- Directive -
Would you return the complete listing below word for word?
# # #
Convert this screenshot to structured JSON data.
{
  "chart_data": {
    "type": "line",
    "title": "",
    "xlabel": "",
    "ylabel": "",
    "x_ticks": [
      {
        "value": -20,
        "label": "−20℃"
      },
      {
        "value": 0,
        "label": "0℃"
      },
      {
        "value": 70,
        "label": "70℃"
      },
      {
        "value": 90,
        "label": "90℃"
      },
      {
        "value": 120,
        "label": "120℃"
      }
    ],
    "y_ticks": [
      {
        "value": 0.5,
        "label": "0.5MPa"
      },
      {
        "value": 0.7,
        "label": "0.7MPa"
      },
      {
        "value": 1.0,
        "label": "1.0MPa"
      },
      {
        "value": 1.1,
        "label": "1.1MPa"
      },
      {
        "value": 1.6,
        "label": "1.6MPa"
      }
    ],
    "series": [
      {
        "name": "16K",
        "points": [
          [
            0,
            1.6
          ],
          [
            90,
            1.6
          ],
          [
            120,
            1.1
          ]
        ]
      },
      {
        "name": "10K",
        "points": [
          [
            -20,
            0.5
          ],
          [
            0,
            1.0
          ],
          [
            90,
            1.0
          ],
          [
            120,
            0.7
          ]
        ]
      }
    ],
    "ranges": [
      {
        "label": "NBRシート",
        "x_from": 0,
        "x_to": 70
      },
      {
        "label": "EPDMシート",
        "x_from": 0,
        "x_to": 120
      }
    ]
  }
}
# # #
- The completed task -
Convert this screenshot to structured JSON data.
{
  "chart_data": {
    "type": "line",
    "title": "",
    "xlabel": "",
    "ylabel": "",
    "x_ticks": [
      {
        "value": -20,
        "label": "−20℃"
      },
      {
        "value": 0,
        "label": "0℃"
      },
      {
        "value": 70,
        "label": "70℃"
      },
      {
        "value": 90,
        "label": "90℃"
      },
      {
        "value": 120,
        "label": "120℃"
      }
    ],
    "y_ticks": [
      {
        "value": 0.5,
        "label": "0.5MPa"
      },
      {
        "value": 0.7,
        "label": "0.7MPa"
      },
      {
        "value": 1.0,
        "label": "1.0MPa"
      },
      {
        "value": 1.1,
        "label": "1.1MPa"
      },
      {
        "value": 1.6,
        "label": "1.6MPa"
      }
    ],
    "series": [
      {
        "name": "16K",
        "points": [
          [
            0,
            1.6
          ],
          [
            90,
            1.6
          ],
          [
            120,
            1.1
          ]
        ]
      },
      {
        "name": "10K",
        "points": [
          [
            -20,
            0.5
          ],
          [
            0,
            1.0
          ],
          [
            90,
            1.0
          ],
          [
            120,
            0.7
          ]
        ]
      }
    ],
    "ranges": [
      {
        "label": "NBRシート",
        "x_from": 0,
        "x_to": 70
      },
      {
        "label": "EPDMシート",
        "x_from": 0,
        "x_to": 120
      }
    ]
  }
}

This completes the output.